- _PAGE_:
--
Homebrew Grid Tie Inverter

Annoyed with the friction band on my stationary bike and wanting to generate electrical power I decided to build a generator and grid-tie inverter to feed the power back into the electric grid. I realized that the amount of energy generated would be minimal but the exercise would be interesting. And I can always convert the circuit to a stand-alone power generator.

The system consists of three parts:

The bike is a cheapo Tunturi bike. I removed the friction belt from the flywheel to be able to drive the generator. Images are in the converter part. Any bike with an exposed flywheel will work.

The generator is a EBM Papst VD-3-54.32 three-phase motor bolted to a Zeitlauf Pgp 63.1 9:1 reducer. I found no data online for this unit, which I got from an online tat bazaar (not e-FUCKEN-bay but owned by it).

The GTI is a crude square wave semi-sine converter which drives a big toroidal transformer connected to mains power.

The PoC with an RC car wheel (that quickly got destroyed) was successful. Getting rid of the friction band added significantly more momentum to the flywheel which in turn maked the cycling much more enjoyable. It now is a nice road cycling like experience. I managed to generate about 40 W of electric power with a modest amount of effort. This would suggest that 100 W is feasible. This of course is a puny amount of power to feed back into the grid but as an illustration it's really cool. Of course, the crude inverter is not something my power company would appreciate...
--
- _COLLECTED DATA_:
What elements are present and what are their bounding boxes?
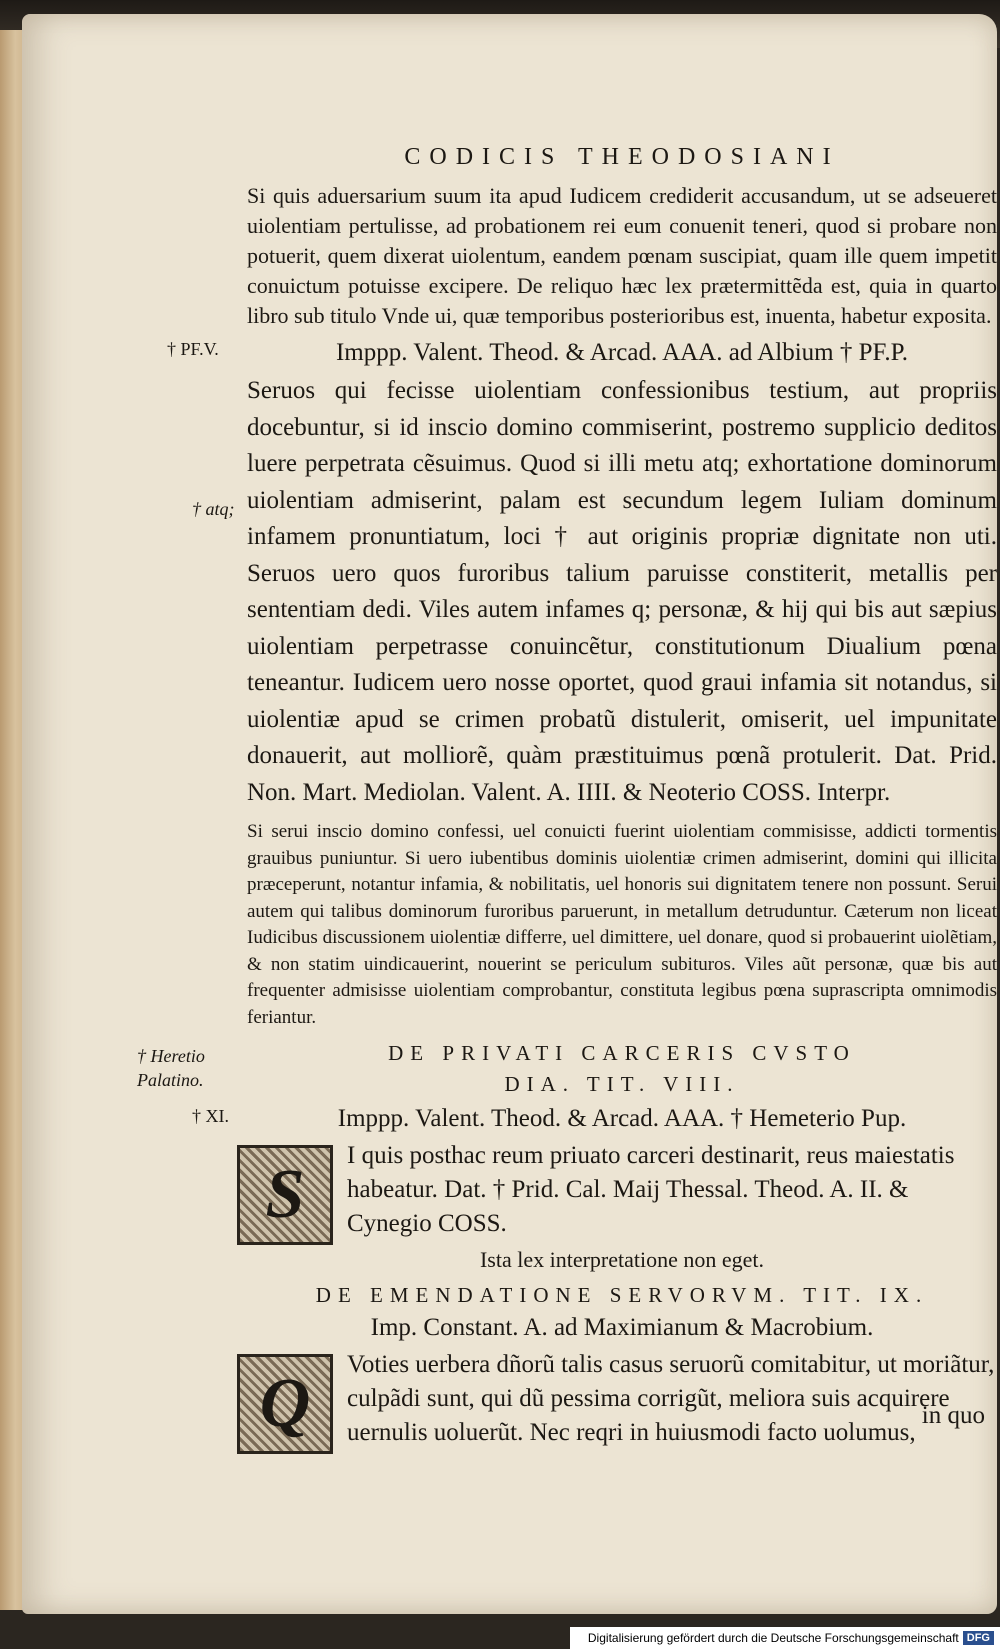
--
- _INSTRUCTIONS_:
1. According to the homebrew inverter page, how much electric power was generated with a modest amount of effort?
2. Resume the homebrew inverter page, picking up after its final sentence.
The lines play no part in the work here.

- _EXERCISE RESULTS_:
1. About 40 W.

2.
The final result is amazing! It turns out that the transformer and inverter are perfectly matched. A modest amount of cycling generates about 50 W. This is about 60-65 RPM. Pedaling faster makes the load increase quickly so that the cadence doesn't increase all that much. Going all out I can generate over 100 W but a trained cyclist can do much better than that, certainly for a short time. Someone even managed to upset the controller, but fortunately nothing failed. Also the friction wheel starts to slip. In any case, 50 W is more than enough to watch a TV show. All in all not a very good way to get rich. If I cycle for 20 hours I have generated 1 kWh, earning me a grand total of 22 eurocents...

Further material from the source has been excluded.